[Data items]
= = =
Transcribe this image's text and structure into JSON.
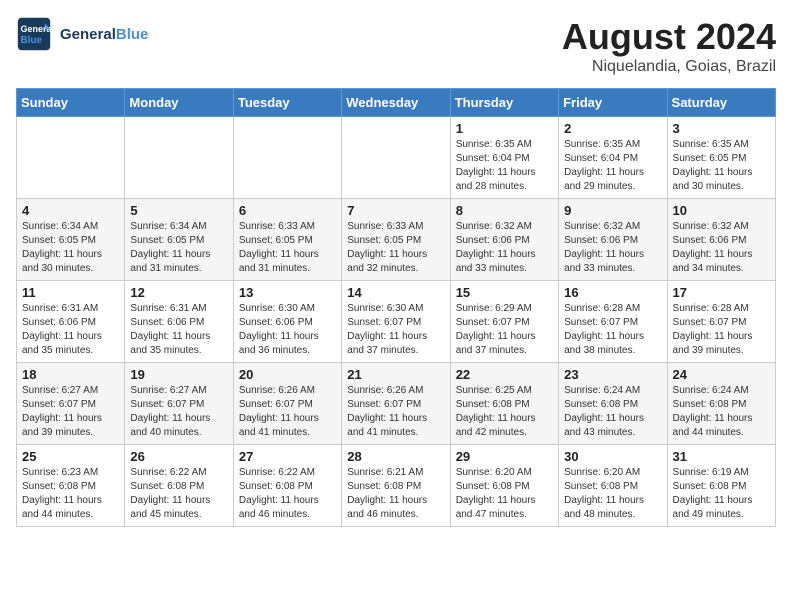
{
  "header": {
    "logo_line1": "General",
    "logo_line2": "Blue",
    "month": "August 2024",
    "location": "Niquelandia, Goias, Brazil"
  },
  "weekdays": [
    "Sunday",
    "Monday",
    "Tuesday",
    "Wednesday",
    "Thursday",
    "Friday",
    "Saturday"
  ],
  "weeks": [
    [
      {
        "day": "",
        "sunrise": "",
        "sunset": "",
        "daylight": ""
      },
      {
        "day": "",
        "sunrise": "",
        "sunset": "",
        "daylight": ""
      },
      {
        "day": "",
        "sunrise": "",
        "sunset": "",
        "daylight": ""
      },
      {
        "day": "",
        "sunrise": "",
        "sunset": "",
        "daylight": ""
      },
      {
        "day": "1",
        "sunrise": "Sunrise: 6:35 AM",
        "sunset": "Sunset: 6:04 PM",
        "daylight": "Daylight: 11 hours and 28 minutes."
      },
      {
        "day": "2",
        "sunrise": "Sunrise: 6:35 AM",
        "sunset": "Sunset: 6:04 PM",
        "daylight": "Daylight: 11 hours and 29 minutes."
      },
      {
        "day": "3",
        "sunrise": "Sunrise: 6:35 AM",
        "sunset": "Sunset: 6:05 PM",
        "daylight": "Daylight: 11 hours and 30 minutes."
      }
    ],
    [
      {
        "day": "4",
        "sunrise": "Sunrise: 6:34 AM",
        "sunset": "Sunset: 6:05 PM",
        "daylight": "Daylight: 11 hours and 30 minutes."
      },
      {
        "day": "5",
        "sunrise": "Sunrise: 6:34 AM",
        "sunset": "Sunset: 6:05 PM",
        "daylight": "Daylight: 11 hours and 31 minutes."
      },
      {
        "day": "6",
        "sunrise": "Sunrise: 6:33 AM",
        "sunset": "Sunset: 6:05 PM",
        "daylight": "Daylight: 11 hours and 31 minutes."
      },
      {
        "day": "7",
        "sunrise": "Sunrise: 6:33 AM",
        "sunset": "Sunset: 6:05 PM",
        "daylight": "Daylight: 11 hours and 32 minutes."
      },
      {
        "day": "8",
        "sunrise": "Sunrise: 6:32 AM",
        "sunset": "Sunset: 6:06 PM",
        "daylight": "Daylight: 11 hours and 33 minutes."
      },
      {
        "day": "9",
        "sunrise": "Sunrise: 6:32 AM",
        "sunset": "Sunset: 6:06 PM",
        "daylight": "Daylight: 11 hours and 33 minutes."
      },
      {
        "day": "10",
        "sunrise": "Sunrise: 6:32 AM",
        "sunset": "Sunset: 6:06 PM",
        "daylight": "Daylight: 11 hours and 34 minutes."
      }
    ],
    [
      {
        "day": "11",
        "sunrise": "Sunrise: 6:31 AM",
        "sunset": "Sunset: 6:06 PM",
        "daylight": "Daylight: 11 hours and 35 minutes."
      },
      {
        "day": "12",
        "sunrise": "Sunrise: 6:31 AM",
        "sunset": "Sunset: 6:06 PM",
        "daylight": "Daylight: 11 hours and 35 minutes."
      },
      {
        "day": "13",
        "sunrise": "Sunrise: 6:30 AM",
        "sunset": "Sunset: 6:06 PM",
        "daylight": "Daylight: 11 hours and 36 minutes."
      },
      {
        "day": "14",
        "sunrise": "Sunrise: 6:30 AM",
        "sunset": "Sunset: 6:07 PM",
        "daylight": "Daylight: 11 hours and 37 minutes."
      },
      {
        "day": "15",
        "sunrise": "Sunrise: 6:29 AM",
        "sunset": "Sunset: 6:07 PM",
        "daylight": "Daylight: 11 hours and 37 minutes."
      },
      {
        "day": "16",
        "sunrise": "Sunrise: 6:28 AM",
        "sunset": "Sunset: 6:07 PM",
        "daylight": "Daylight: 11 hours and 38 minutes."
      },
      {
        "day": "17",
        "sunrise": "Sunrise: 6:28 AM",
        "sunset": "Sunset: 6:07 PM",
        "daylight": "Daylight: 11 hours and 39 minutes."
      }
    ],
    [
      {
        "day": "18",
        "sunrise": "Sunrise: 6:27 AM",
        "sunset": "Sunset: 6:07 PM",
        "daylight": "Daylight: 11 hours and 39 minutes."
      },
      {
        "day": "19",
        "sunrise": "Sunrise: 6:27 AM",
        "sunset": "Sunset: 6:07 PM",
        "daylight": "Daylight: 11 hours and 40 minutes."
      },
      {
        "day": "20",
        "sunrise": "Sunrise: 6:26 AM",
        "sunset": "Sunset: 6:07 PM",
        "daylight": "Daylight: 11 hours and 41 minutes."
      },
      {
        "day": "21",
        "sunrise": "Sunrise: 6:26 AM",
        "sunset": "Sunset: 6:07 PM",
        "daylight": "Daylight: 11 hours and 41 minutes."
      },
      {
        "day": "22",
        "sunrise": "Sunrise: 6:25 AM",
        "sunset": "Sunset: 6:08 PM",
        "daylight": "Daylight: 11 hours and 42 minutes."
      },
      {
        "day": "23",
        "sunrise": "Sunrise: 6:24 AM",
        "sunset": "Sunset: 6:08 PM",
        "daylight": "Daylight: 11 hours and 43 minutes."
      },
      {
        "day": "24",
        "sunrise": "Sunrise: 6:24 AM",
        "sunset": "Sunset: 6:08 PM",
        "daylight": "Daylight: 11 hours and 44 minutes."
      }
    ],
    [
      {
        "day": "25",
        "sunrise": "Sunrise: 6:23 AM",
        "sunset": "Sunset: 6:08 PM",
        "daylight": "Daylight: 11 hours and 44 minutes."
      },
      {
        "day": "26",
        "sunrise": "Sunrise: 6:22 AM",
        "sunset": "Sunset: 6:08 PM",
        "daylight": "Daylight: 11 hours and 45 minutes."
      },
      {
        "day": "27",
        "sunrise": "Sunrise: 6:22 AM",
        "sunset": "Sunset: 6:08 PM",
        "daylight": "Daylight: 11 hours and 46 minutes."
      },
      {
        "day": "28",
        "sunrise": "Sunrise: 6:21 AM",
        "sunset": "Sunset: 6:08 PM",
        "daylight": "Daylight: 11 hours and 46 minutes."
      },
      {
        "day": "29",
        "sunrise": "Sunrise: 6:20 AM",
        "sunset": "Sunset: 6:08 PM",
        "daylight": "Daylight: 11 hours and 47 minutes."
      },
      {
        "day": "30",
        "sunrise": "Sunrise: 6:20 AM",
        "sunset": "Sunset: 6:08 PM",
        "daylight": "Daylight: 11 hours and 48 minutes."
      },
      {
        "day": "31",
        "sunrise": "Sunrise: 6:19 AM",
        "sunset": "Sunset: 6:08 PM",
        "daylight": "Daylight: 11 hours and 49 minutes."
      }
    ]
  ]
}
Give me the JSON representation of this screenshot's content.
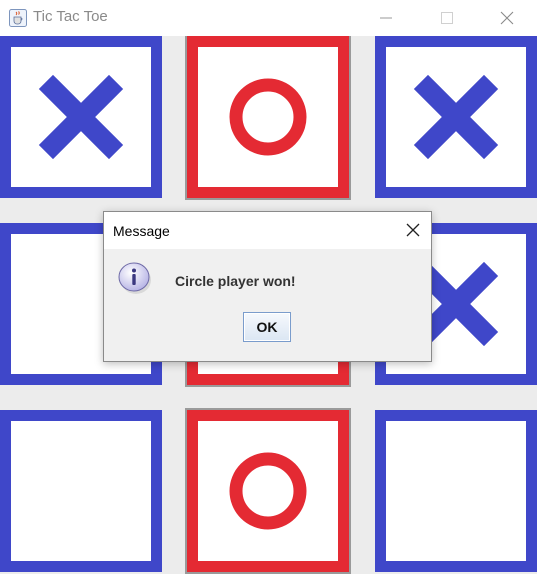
{
  "window": {
    "title": "Tic Tac Toe",
    "controls": [
      "minimize",
      "maximize",
      "close"
    ]
  },
  "board": {
    "cells": [
      {
        "row": 1,
        "col": 1,
        "mark": "X",
        "highlighted": false
      },
      {
        "row": 1,
        "col": 2,
        "mark": "O",
        "highlighted": true
      },
      {
        "row": 1,
        "col": 3,
        "mark": "X",
        "highlighted": false
      },
      {
        "row": 2,
        "col": 1,
        "mark": "",
        "highlighted": false
      },
      {
        "row": 2,
        "col": 2,
        "mark": "O",
        "highlighted": true
      },
      {
        "row": 2,
        "col": 3,
        "mark": "X",
        "highlighted": false
      },
      {
        "row": 3,
        "col": 1,
        "mark": "",
        "highlighted": false
      },
      {
        "row": 3,
        "col": 2,
        "mark": "O",
        "highlighted": true
      },
      {
        "row": 3,
        "col": 3,
        "mark": "",
        "highlighted": false
      }
    ]
  },
  "dialog": {
    "title": "Message",
    "message": "Circle player won!",
    "ok_label": "OK",
    "icon": "info-icon"
  },
  "colors": {
    "x_player": "#3f47c9",
    "o_player": "#e42a33",
    "board_background": "#ececec"
  }
}
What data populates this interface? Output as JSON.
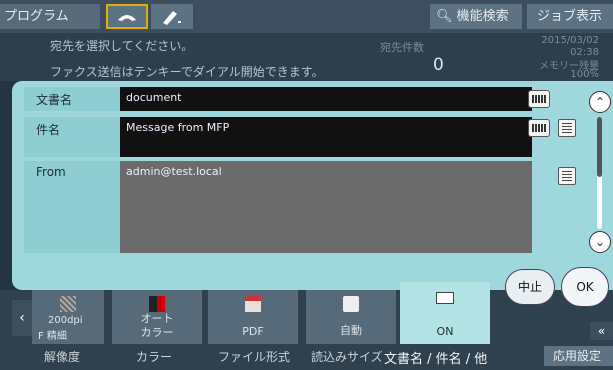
{
  "topbar": {
    "program": "プログラム",
    "search": "機能検索",
    "job_display": "ジョブ表示"
  },
  "info": {
    "message_line1": "宛先を選択してください。",
    "message_line2": "ファクス送信はテンキーでダイアル開始できます。",
    "destination_label": "宛先件数",
    "destination_count": "0",
    "date": "2015/03/02",
    "time": "02:38",
    "memory_label": "メモリー残量",
    "memory_value": "100%"
  },
  "dialog": {
    "docname_label": "文書名",
    "docname_value": "document",
    "subject_label": "件名",
    "subject_value": "Message from MFP",
    "from_label": "From",
    "from_value": "admin@test.local",
    "cancel": "中止",
    "ok": "OK"
  },
  "bottom": {
    "res_line1": "200dpi",
    "res_line2": "F 精細",
    "res_caption": "解像度",
    "color_line1": "オート",
    "color_line2": "カラー",
    "color_caption": "カラー",
    "format_value": "PDF",
    "format_caption": "ファイル形式",
    "size_value": "自動",
    "size_caption": "読込みサイズ",
    "docname_value": "ON",
    "docname_caption": "文書名 / 件名 / 他",
    "app_settings": "応用設定"
  },
  "icons": [
    "phone-icon",
    "pen-icon",
    "search-icon",
    "keyboard-icon",
    "document-icon",
    "scroll-up-icon",
    "scroll-down-icon",
    "left-arrow-icon",
    "right-arrow-icon",
    "mail-icon"
  ]
}
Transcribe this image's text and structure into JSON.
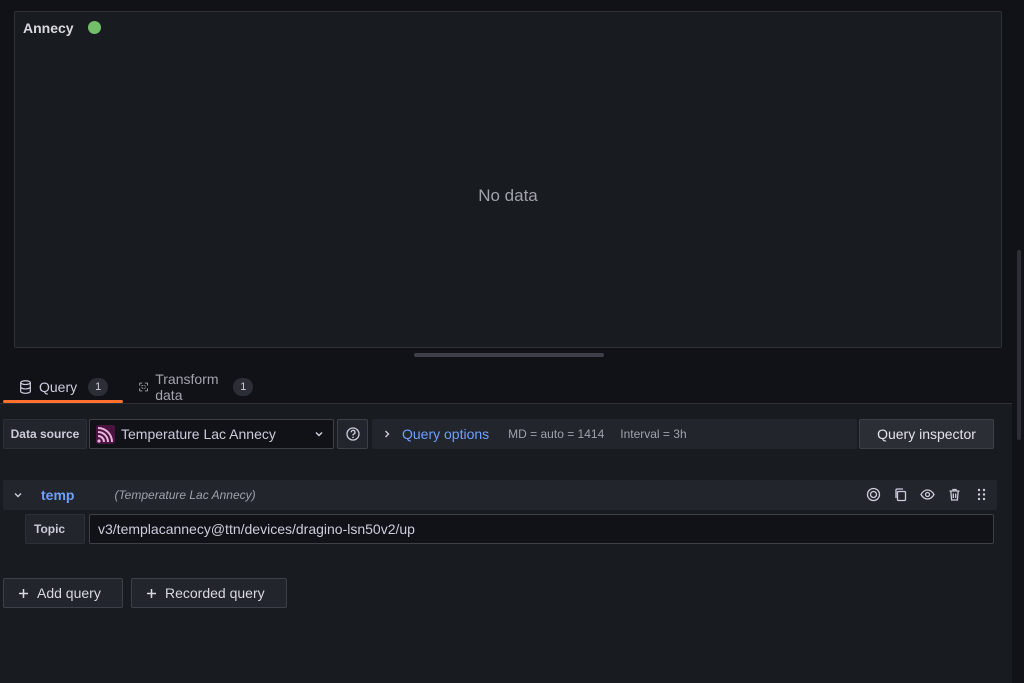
{
  "panel": {
    "title": "Annecy",
    "status_color": "#73bf69",
    "empty_text": "No data"
  },
  "tabs": [
    {
      "label": "Query",
      "count": "1",
      "icon": "database-icon",
      "active": true
    },
    {
      "label": "Transform data",
      "count": "1",
      "icon": "transform-icon",
      "active": false
    }
  ],
  "datasource": {
    "label": "Data source",
    "selected": "Temperature Lac Annecy",
    "icon": "wireless-signal-icon"
  },
  "query_options": {
    "label": "Query options",
    "md": "MD = auto = 1414",
    "interval": "Interval = 3h"
  },
  "query_inspector": {
    "label": "Query inspector"
  },
  "query": {
    "ref": "temp",
    "datasource_hint": "(Temperature Lac Annecy)",
    "topic_label": "Topic",
    "topic_value": "v3/templacannecy@ttn/devices/dragino-lsn50v2/up"
  },
  "actions": {
    "add_query": "Add query",
    "recorded_query": "Recorded query"
  },
  "colors": {
    "accent_blue": "#6e9fff",
    "tab_underline": "#ff6f2e"
  }
}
= = =
**Stated problem**: Say how many lines contain the string "title", giving nothing but the count.

**Task output**: 3